* START *
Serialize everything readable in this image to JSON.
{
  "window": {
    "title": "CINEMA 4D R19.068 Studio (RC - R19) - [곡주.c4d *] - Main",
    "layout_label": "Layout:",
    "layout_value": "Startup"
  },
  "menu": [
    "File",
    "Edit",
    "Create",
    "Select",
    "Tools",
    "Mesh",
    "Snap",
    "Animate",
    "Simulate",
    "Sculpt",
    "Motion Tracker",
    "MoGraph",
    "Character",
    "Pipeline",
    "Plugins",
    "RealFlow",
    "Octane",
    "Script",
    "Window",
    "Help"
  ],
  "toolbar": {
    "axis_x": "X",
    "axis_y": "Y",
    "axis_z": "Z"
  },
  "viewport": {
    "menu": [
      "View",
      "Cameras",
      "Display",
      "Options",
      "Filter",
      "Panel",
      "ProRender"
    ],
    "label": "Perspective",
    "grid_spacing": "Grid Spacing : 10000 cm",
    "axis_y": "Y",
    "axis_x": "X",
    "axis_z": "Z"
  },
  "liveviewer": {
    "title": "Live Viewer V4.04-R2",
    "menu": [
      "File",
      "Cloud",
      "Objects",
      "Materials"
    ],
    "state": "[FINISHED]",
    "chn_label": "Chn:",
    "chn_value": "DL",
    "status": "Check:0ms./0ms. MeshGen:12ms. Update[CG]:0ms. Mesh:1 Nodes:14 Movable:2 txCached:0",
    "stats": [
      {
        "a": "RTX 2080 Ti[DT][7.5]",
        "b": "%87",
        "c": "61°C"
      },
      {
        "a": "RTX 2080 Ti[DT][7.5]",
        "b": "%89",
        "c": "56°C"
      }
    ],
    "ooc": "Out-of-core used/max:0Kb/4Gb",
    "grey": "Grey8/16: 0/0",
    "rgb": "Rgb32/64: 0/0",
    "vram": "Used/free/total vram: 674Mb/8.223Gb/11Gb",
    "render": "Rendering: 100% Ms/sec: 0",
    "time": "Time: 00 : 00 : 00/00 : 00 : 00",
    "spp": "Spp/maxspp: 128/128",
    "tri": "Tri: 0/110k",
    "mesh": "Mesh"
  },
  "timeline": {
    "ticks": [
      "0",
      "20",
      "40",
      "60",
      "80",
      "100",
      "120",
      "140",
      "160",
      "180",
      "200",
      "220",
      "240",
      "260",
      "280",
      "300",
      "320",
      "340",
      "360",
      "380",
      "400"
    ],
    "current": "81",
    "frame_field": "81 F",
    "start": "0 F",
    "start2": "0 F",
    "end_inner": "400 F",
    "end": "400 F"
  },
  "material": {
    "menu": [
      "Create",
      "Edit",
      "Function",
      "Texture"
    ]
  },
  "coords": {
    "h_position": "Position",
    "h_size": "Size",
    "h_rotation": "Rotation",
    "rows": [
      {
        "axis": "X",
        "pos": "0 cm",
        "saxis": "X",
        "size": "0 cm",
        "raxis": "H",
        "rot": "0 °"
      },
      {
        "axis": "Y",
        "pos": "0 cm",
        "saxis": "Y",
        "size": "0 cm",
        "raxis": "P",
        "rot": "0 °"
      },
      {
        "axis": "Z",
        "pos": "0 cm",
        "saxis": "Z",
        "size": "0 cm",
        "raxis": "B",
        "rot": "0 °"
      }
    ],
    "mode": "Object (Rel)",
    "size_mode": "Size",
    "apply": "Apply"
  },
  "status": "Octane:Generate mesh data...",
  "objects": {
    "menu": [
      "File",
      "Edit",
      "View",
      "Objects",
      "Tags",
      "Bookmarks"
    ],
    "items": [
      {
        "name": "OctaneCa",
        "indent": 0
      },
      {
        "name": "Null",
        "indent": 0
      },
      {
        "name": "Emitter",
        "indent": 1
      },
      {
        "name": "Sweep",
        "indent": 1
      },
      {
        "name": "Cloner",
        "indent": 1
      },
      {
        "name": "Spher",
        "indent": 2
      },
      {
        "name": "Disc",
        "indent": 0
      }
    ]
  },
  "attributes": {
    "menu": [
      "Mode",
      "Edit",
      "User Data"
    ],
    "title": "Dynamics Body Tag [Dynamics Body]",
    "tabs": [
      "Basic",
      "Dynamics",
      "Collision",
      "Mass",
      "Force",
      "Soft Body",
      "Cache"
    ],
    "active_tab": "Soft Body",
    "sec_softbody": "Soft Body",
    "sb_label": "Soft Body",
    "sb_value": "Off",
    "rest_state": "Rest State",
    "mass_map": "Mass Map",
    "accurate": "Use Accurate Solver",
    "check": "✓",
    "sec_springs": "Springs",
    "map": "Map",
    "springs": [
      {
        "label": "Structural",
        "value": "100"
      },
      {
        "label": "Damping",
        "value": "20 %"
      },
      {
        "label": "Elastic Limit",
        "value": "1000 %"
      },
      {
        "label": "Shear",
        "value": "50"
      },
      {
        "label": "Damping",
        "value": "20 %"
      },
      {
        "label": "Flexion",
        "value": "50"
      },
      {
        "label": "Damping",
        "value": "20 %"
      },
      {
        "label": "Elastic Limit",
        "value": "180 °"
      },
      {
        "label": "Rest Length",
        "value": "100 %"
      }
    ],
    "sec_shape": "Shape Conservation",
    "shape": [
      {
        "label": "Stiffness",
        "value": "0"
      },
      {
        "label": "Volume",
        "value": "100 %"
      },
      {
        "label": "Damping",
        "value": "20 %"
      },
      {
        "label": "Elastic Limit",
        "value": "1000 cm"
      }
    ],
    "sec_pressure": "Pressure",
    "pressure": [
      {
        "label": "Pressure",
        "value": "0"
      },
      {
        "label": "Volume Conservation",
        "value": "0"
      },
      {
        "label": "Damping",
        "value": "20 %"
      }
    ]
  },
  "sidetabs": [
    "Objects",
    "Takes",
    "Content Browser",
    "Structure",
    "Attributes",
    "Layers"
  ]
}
* END *
§ Written task
Repeat all of the records above exactly as written.

§ Written solution
Serialize everything readable in this image to JSON.
{
  "window": {
    "title": "CINEMA 4D R19.068 Studio (RC - R19) - [곡주.c4d *] - Main",
    "layout_label": "Layout:",
    "layout_value": "Startup"
  },
  "menu": [
    "File",
    "Edit",
    "Create",
    "Select",
    "Tools",
    "Mesh",
    "Snap",
    "Animate",
    "Simulate",
    "Sculpt",
    "Motion Tracker",
    "MoGraph",
    "Character",
    "Pipeline",
    "Plugins",
    "RealFlow",
    "Octane",
    "Script",
    "Window",
    "Help"
  ],
  "toolbar": {
    "axis_x": "X",
    "axis_y": "Y",
    "axis_z": "Z"
  },
  "viewport": {
    "menu": [
      "View",
      "Cameras",
      "Display",
      "Options",
      "Filter",
      "Panel",
      "ProRender"
    ],
    "label": "Perspective",
    "grid_spacing": "Grid Spacing : 10000 cm",
    "axis_y": "Y",
    "axis_x": "X",
    "axis_z": "Z"
  },
  "liveviewer": {
    "title": "Live Viewer V4.04-R2",
    "menu": [
      "File",
      "Cloud",
      "Objects",
      "Materials"
    ],
    "state": "[FINISHED]",
    "chn_label": "Chn:",
    "chn_value": "DL",
    "status": "Check:0ms./0ms. MeshGen:12ms. Update[CG]:0ms. Mesh:1 Nodes:14 Movable:2 txCached:0",
    "stats": [
      {
        "a": "RTX 2080 Ti[DT][7.5]",
        "b": "%87",
        "c": "61°C"
      },
      {
        "a": "RTX 2080 Ti[DT][7.5]",
        "b": "%89",
        "c": "56°C"
      }
    ],
    "ooc": "Out-of-core used/max:0Kb/4Gb",
    "grey": "Grey8/16: 0/0",
    "rgb": "Rgb32/64: 0/0",
    "vram": "Used/free/total vram: 674Mb/8.223Gb/11Gb",
    "render": "Rendering: 100% Ms/sec: 0",
    "time": "Time: 00 : 00 : 00/00 : 00 : 00",
    "spp": "Spp/maxspp: 128/128",
    "tri": "Tri: 0/110k",
    "mesh": "Mesh"
  },
  "timeline": {
    "ticks": [
      "0",
      "20",
      "40",
      "60",
      "80",
      "100",
      "120",
      "140",
      "160",
      "180",
      "200",
      "220",
      "240",
      "260",
      "280",
      "300",
      "320",
      "340",
      "360",
      "380",
      "400"
    ],
    "current": "81",
    "frame_field": "81 F",
    "start": "0 F",
    "start2": "0 F",
    "end_inner": "400 F",
    "end": "400 F"
  },
  "material": {
    "menu": [
      "Create",
      "Edit",
      "Function",
      "Texture"
    ]
  },
  "coords": {
    "h_position": "Position",
    "h_size": "Size",
    "h_rotation": "Rotation",
    "rows": [
      {
        "axis": "X",
        "pos": "0 cm",
        "saxis": "X",
        "size": "0 cm",
        "raxis": "H",
        "rot": "0 °"
      },
      {
        "axis": "Y",
        "pos": "0 cm",
        "saxis": "Y",
        "size": "0 cm",
        "raxis": "P",
        "rot": "0 °"
      },
      {
        "axis": "Z",
        "pos": "0 cm",
        "saxis": "Z",
        "size": "0 cm",
        "raxis": "B",
        "rot": "0 °"
      }
    ],
    "mode": "Object (Rel)",
    "size_mode": "Size",
    "apply": "Apply"
  },
  "status": "Octane:Generate mesh data...",
  "objects": {
    "menu": [
      "File",
      "Edit",
      "View",
      "Objects",
      "Tags",
      "Bookmarks"
    ],
    "items": [
      {
        "name": "OctaneCa",
        "indent": 0
      },
      {
        "name": "Null",
        "indent": 0
      },
      {
        "name": "Emitter",
        "indent": 1
      },
      {
        "name": "Sweep",
        "indent": 1
      },
      {
        "name": "Cloner",
        "indent": 1
      },
      {
        "name": "Spher",
        "indent": 2
      },
      {
        "name": "Disc",
        "indent": 0
      }
    ]
  },
  "attributes": {
    "menu": [
      "Mode",
      "Edit",
      "User Data"
    ],
    "title": "Dynamics Body Tag [Dynamics Body]",
    "tabs": [
      "Basic",
      "Dynamics",
      "Collision",
      "Mass",
      "Force",
      "Soft Body",
      "Cache"
    ],
    "active_tab": "Soft Body",
    "sec_softbody": "Soft Body",
    "sb_label": "Soft Body",
    "sb_value": "Off",
    "rest_state": "Rest State",
    "mass_map": "Mass Map",
    "accurate": "Use Accurate Solver",
    "check": "✓",
    "sec_springs": "Springs",
    "map": "Map",
    "springs": [
      {
        "label": "Structural",
        "value": "100"
      },
      {
        "label": "Damping",
        "value": "20 %"
      },
      {
        "label": "Elastic Limit",
        "value": "1000 %"
      },
      {
        "label": "Shear",
        "value": "50"
      },
      {
        "label": "Damping",
        "value": "20 %"
      },
      {
        "label": "Flexion",
        "value": "50"
      },
      {
        "label": "Damping",
        "value": "20 %"
      },
      {
        "label": "Elastic Limit",
        "value": "180 °"
      },
      {
        "label": "Rest Length",
        "value": "100 %"
      }
    ],
    "sec_shape": "Shape Conservation",
    "shape": [
      {
        "label": "Stiffness",
        "value": "0"
      },
      {
        "label": "Volume",
        "value": "100 %"
      },
      {
        "label": "Damping",
        "value": "20 %"
      },
      {
        "label": "Elastic Limit",
        "value": "1000 cm"
      }
    ],
    "sec_pressure": "Pressure",
    "pressure": [
      {
        "label": "Pressure",
        "value": "0"
      },
      {
        "label": "Volume Conservation",
        "value": "0"
      },
      {
        "label": "Damping",
        "value": "20 %"
      }
    ]
  },
  "sidetabs": [
    "Objects",
    "Takes",
    "Content Browser",
    "Structure",
    "Attributes",
    "Layers"
  ]
}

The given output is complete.